Recorded data -
··········

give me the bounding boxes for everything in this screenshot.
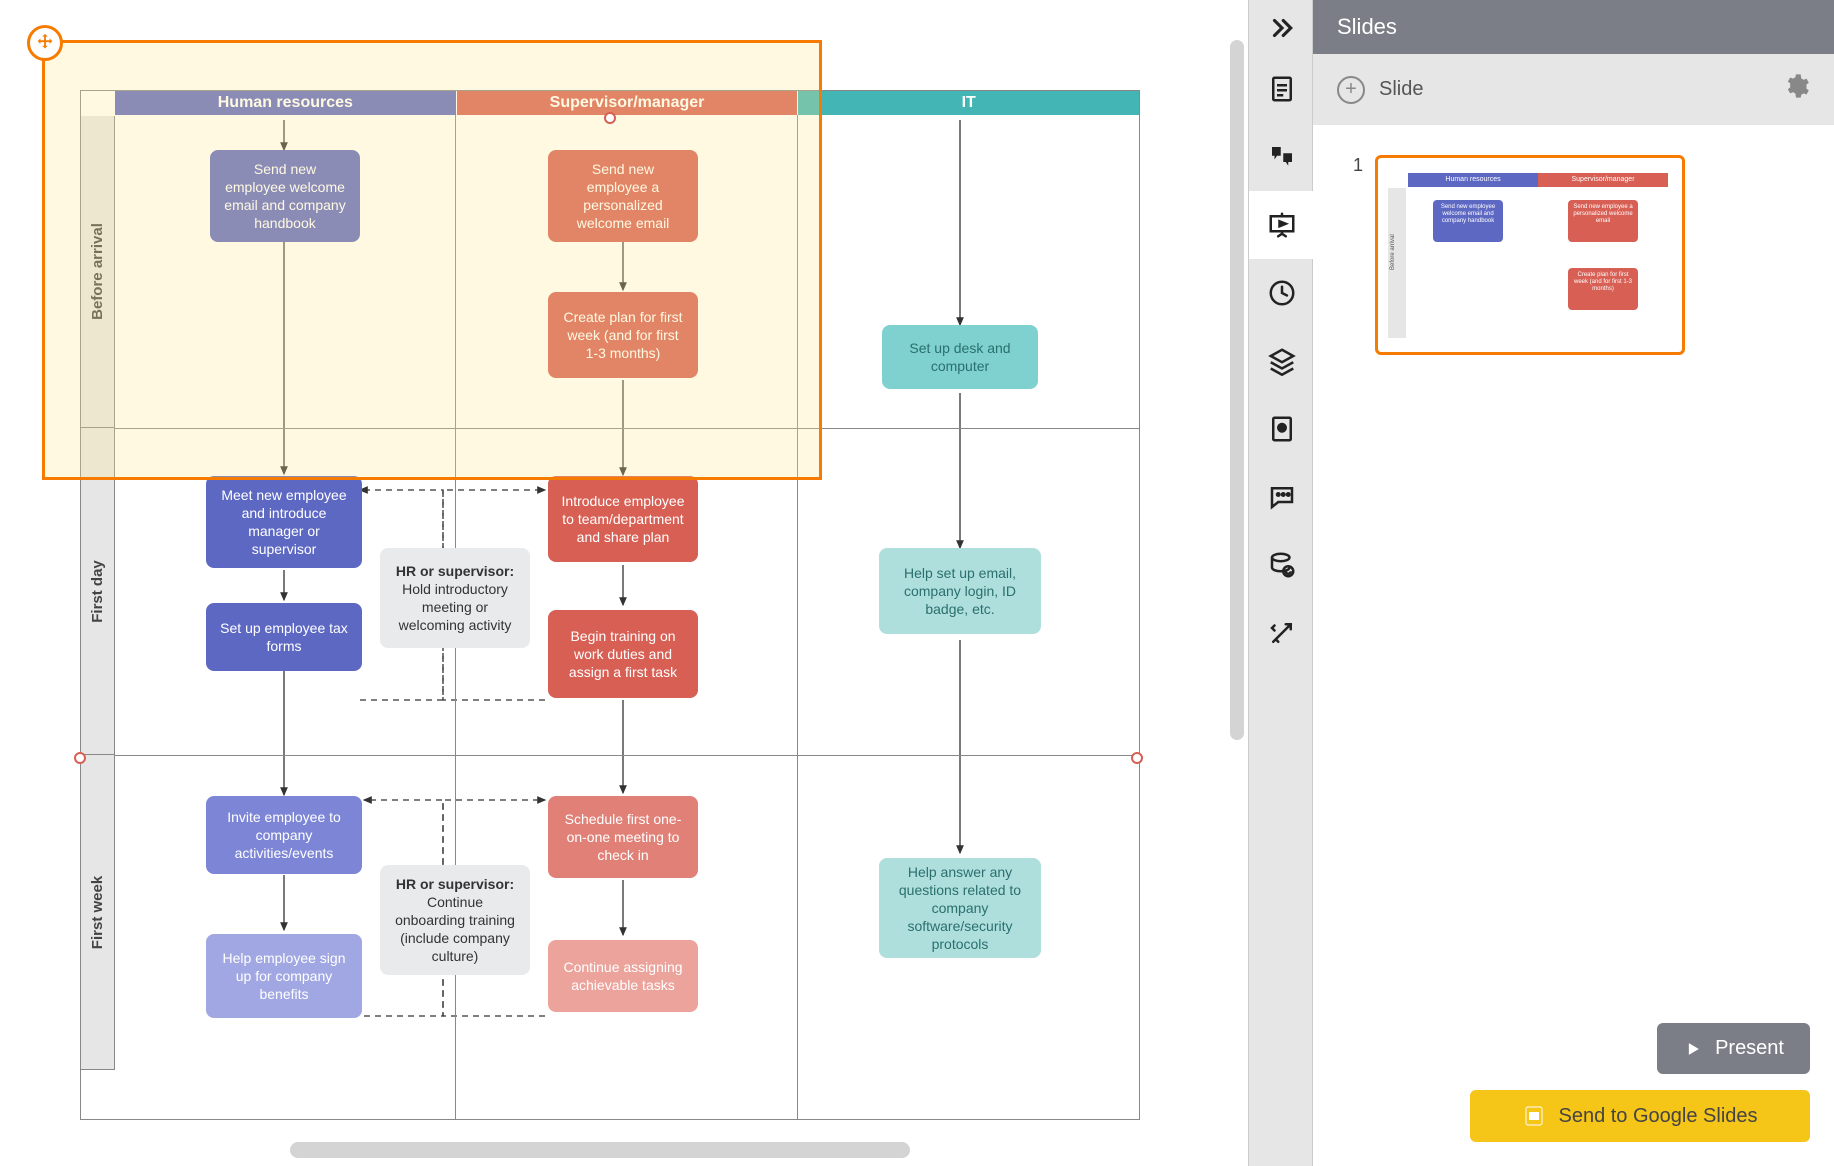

··········

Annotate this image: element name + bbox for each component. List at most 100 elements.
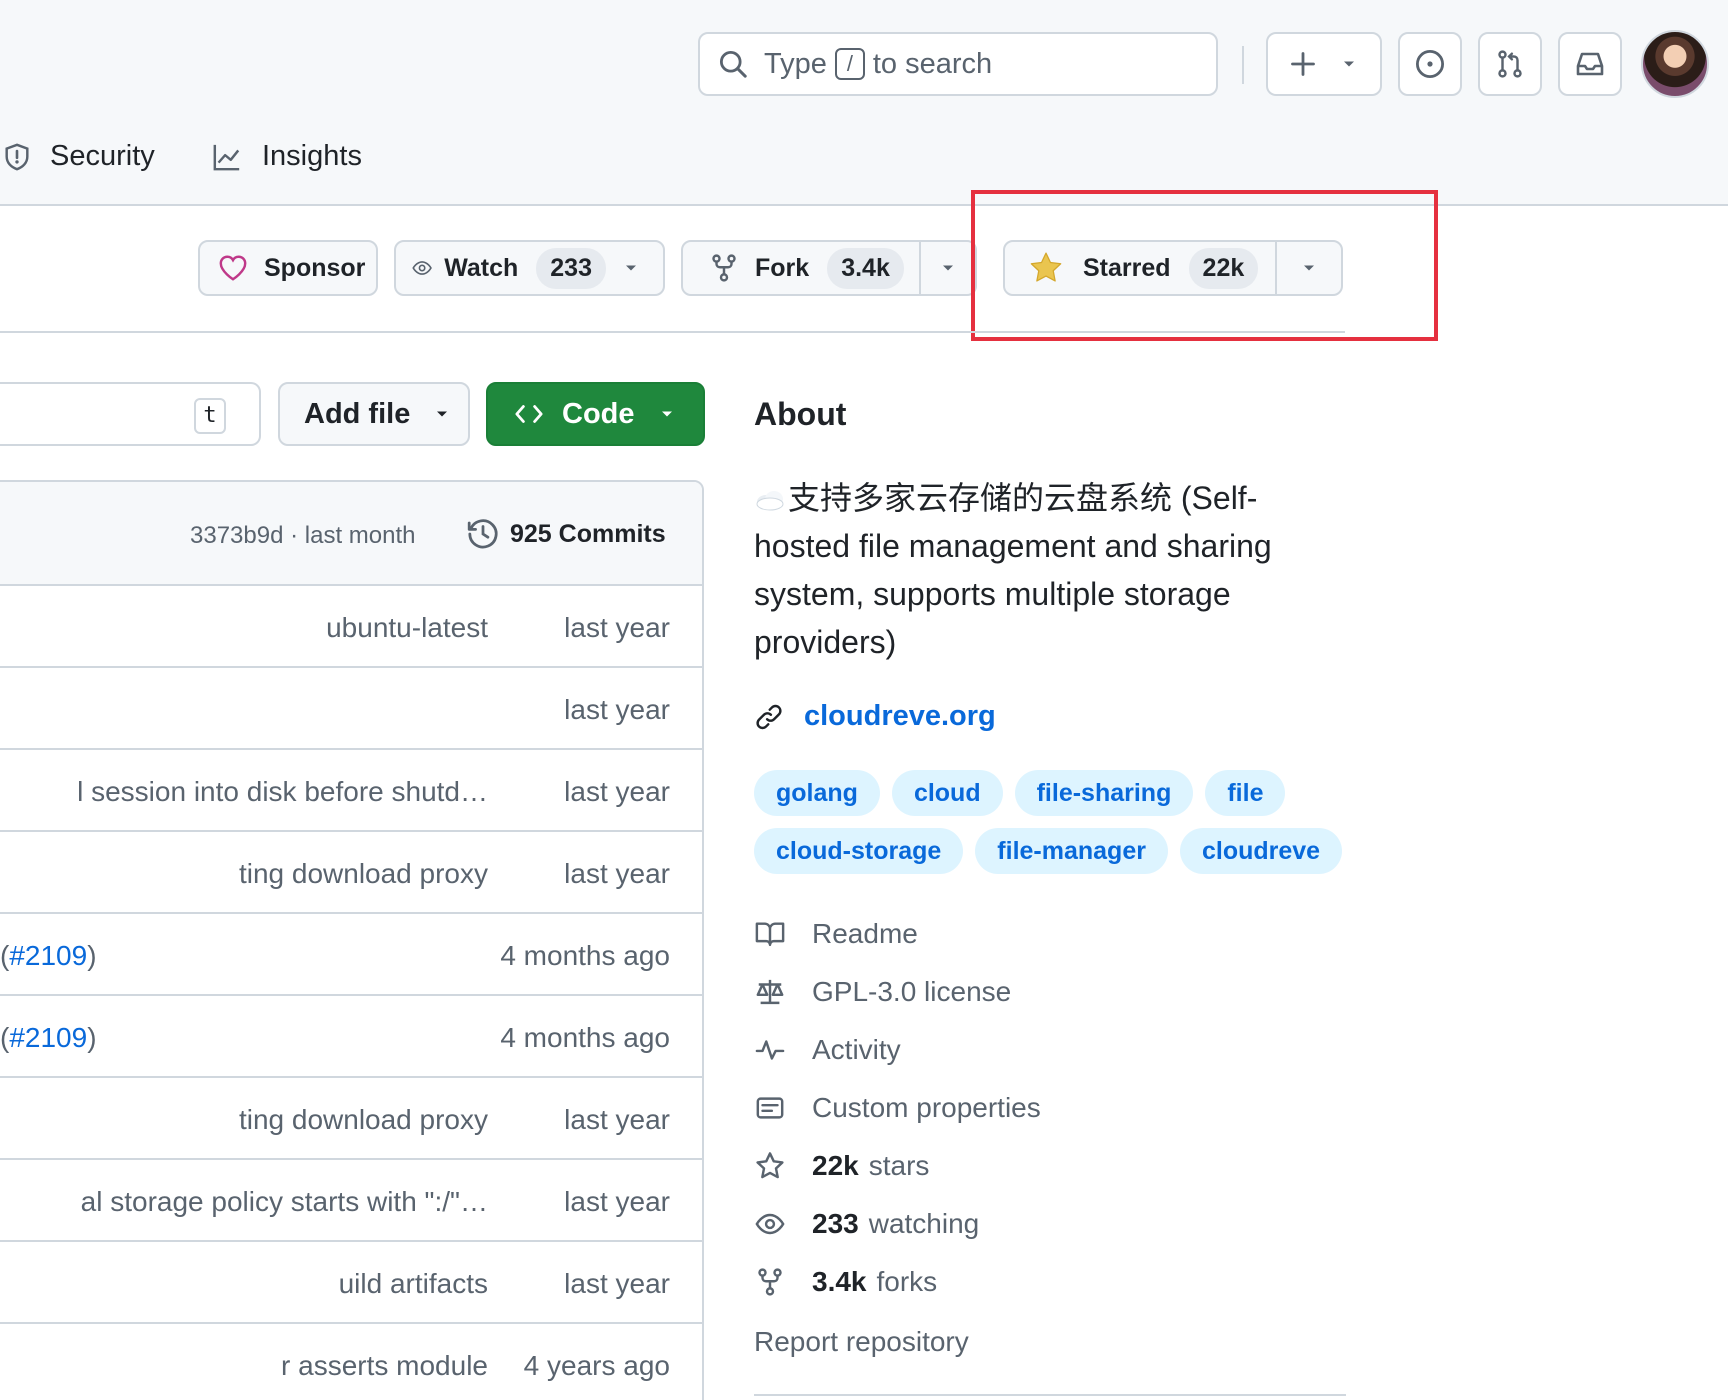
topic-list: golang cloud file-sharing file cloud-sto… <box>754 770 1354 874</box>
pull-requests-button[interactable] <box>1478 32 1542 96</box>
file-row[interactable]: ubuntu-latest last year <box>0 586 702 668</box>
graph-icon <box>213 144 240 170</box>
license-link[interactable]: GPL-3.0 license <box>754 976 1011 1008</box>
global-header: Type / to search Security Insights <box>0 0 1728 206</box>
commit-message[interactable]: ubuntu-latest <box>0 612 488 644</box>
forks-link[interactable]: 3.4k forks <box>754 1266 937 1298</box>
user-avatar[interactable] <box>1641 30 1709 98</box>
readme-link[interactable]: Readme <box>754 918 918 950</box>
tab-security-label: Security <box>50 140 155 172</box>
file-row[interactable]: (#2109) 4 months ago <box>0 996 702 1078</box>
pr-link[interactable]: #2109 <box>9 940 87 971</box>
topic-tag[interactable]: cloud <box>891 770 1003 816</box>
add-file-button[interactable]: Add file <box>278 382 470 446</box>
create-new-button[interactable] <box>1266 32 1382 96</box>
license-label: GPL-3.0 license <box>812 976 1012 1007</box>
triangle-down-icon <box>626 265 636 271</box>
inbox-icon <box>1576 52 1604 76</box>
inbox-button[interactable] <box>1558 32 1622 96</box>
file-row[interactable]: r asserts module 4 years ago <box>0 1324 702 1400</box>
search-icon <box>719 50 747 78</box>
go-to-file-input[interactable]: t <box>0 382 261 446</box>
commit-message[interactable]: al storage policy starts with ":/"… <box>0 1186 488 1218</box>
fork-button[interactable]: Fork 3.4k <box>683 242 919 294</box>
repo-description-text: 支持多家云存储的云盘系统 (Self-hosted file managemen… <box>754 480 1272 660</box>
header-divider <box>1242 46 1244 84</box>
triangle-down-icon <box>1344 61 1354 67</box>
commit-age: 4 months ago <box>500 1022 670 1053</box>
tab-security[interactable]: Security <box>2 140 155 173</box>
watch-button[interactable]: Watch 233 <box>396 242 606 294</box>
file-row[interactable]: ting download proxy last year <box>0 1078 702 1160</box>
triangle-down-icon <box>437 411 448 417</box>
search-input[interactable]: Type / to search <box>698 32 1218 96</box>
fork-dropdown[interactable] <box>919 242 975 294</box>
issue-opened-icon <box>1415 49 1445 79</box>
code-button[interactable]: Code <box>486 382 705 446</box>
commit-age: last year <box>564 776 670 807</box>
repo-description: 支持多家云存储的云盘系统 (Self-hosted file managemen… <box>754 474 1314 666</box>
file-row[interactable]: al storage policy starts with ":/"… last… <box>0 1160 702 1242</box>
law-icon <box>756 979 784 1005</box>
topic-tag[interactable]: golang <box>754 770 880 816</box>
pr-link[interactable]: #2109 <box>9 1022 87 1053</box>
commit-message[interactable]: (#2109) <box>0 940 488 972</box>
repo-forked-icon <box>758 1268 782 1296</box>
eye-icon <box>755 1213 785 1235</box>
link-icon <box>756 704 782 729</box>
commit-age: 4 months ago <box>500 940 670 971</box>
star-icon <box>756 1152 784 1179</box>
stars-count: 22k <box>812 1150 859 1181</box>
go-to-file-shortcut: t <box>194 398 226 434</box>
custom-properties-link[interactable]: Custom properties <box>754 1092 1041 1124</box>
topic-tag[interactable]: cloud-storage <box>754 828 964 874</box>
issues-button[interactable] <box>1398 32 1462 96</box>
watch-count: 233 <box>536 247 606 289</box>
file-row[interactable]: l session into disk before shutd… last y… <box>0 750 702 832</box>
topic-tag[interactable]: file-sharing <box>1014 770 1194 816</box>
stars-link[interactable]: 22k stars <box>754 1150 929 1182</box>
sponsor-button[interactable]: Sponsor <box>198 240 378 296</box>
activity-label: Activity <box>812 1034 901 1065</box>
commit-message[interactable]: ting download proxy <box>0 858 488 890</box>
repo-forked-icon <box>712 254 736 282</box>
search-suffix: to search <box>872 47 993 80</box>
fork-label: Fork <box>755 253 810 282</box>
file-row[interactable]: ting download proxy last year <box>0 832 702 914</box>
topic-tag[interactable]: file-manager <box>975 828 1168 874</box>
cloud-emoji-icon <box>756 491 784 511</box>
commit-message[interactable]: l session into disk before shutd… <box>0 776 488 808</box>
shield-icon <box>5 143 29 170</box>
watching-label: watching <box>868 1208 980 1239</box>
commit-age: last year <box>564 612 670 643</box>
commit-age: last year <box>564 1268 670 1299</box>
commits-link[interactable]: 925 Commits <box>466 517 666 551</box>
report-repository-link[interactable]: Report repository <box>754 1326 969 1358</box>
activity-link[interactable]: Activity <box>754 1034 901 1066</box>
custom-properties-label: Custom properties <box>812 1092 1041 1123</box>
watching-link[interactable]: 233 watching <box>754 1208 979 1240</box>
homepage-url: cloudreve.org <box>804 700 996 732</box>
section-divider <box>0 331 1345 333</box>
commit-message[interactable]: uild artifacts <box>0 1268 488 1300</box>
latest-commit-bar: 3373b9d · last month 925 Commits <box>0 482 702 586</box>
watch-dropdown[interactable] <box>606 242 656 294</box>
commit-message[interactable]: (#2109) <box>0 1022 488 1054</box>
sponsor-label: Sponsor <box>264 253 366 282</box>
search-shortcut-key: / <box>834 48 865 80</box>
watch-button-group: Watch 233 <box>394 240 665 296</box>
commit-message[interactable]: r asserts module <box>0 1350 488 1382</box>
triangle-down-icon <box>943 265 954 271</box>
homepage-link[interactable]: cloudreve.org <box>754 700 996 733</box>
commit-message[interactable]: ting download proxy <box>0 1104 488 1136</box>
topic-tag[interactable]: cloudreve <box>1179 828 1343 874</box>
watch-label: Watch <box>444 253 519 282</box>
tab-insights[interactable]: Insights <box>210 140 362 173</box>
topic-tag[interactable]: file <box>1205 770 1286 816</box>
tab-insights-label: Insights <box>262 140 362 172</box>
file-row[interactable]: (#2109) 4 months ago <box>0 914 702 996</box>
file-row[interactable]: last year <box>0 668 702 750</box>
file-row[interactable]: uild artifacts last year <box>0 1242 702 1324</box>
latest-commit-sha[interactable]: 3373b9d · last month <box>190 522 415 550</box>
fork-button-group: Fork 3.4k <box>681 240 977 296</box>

··········

What to work on -
Reproduce the material starting with the line that contains "Annotate this image: element" and going on through the line that contains "triangle-down-icon <box>1344 61 1354 67</box>", including both of those lines. Leave the pictures out of your answer.

Written response -
Annotate this image: element name + bbox for each component. List at most 100 elements.
topic-list: golang cloud file-sharing file cloud-sto… <box>754 770 1354 874</box>
pull-requests-button[interactable] <box>1478 32 1542 96</box>
file-row[interactable]: ubuntu-latest last year <box>0 586 702 668</box>
graph-icon <box>213 144 240 170</box>
license-link[interactable]: GPL-3.0 license <box>754 976 1011 1008</box>
global-header: Type / to search Security Insights <box>0 0 1728 206</box>
commit-message[interactable]: ubuntu-latest <box>0 612 488 644</box>
forks-link[interactable]: 3.4k forks <box>754 1266 937 1298</box>
user-avatar[interactable] <box>1641 30 1709 98</box>
readme-link[interactable]: Readme <box>754 918 918 950</box>
tab-security-label: Security <box>50 140 155 172</box>
file-row[interactable]: (#2109) 4 months ago <box>0 996 702 1078</box>
pr-link[interactable]: #2109 <box>9 940 87 971</box>
topic-tag[interactable]: cloud <box>891 770 1003 816</box>
add-file-button[interactable]: Add file <box>278 382 470 446</box>
create-new-button[interactable] <box>1266 32 1382 96</box>
license-label: GPL-3.0 license <box>812 976 1012 1007</box>
triangle-down-icon <box>626 265 636 271</box>
inbox-icon <box>1576 52 1604 76</box>
inbox-button[interactable] <box>1558 32 1622 96</box>
file-row[interactable]: r asserts module 4 years ago <box>0 1324 702 1400</box>
search-icon <box>719 50 747 78</box>
go-to-file-input[interactable]: t <box>0 382 261 446</box>
commit-message[interactable]: al storage policy starts with ":/"… <box>0 1186 488 1218</box>
fork-button[interactable]: Fork 3.4k <box>683 242 919 294</box>
repo-description-text: 支持多家云存储的云盘系统 (Self-hosted file managemen… <box>754 480 1272 660</box>
header-divider <box>1242 46 1244 84</box>
triangle-down-icon <box>1344 61 1354 67</box>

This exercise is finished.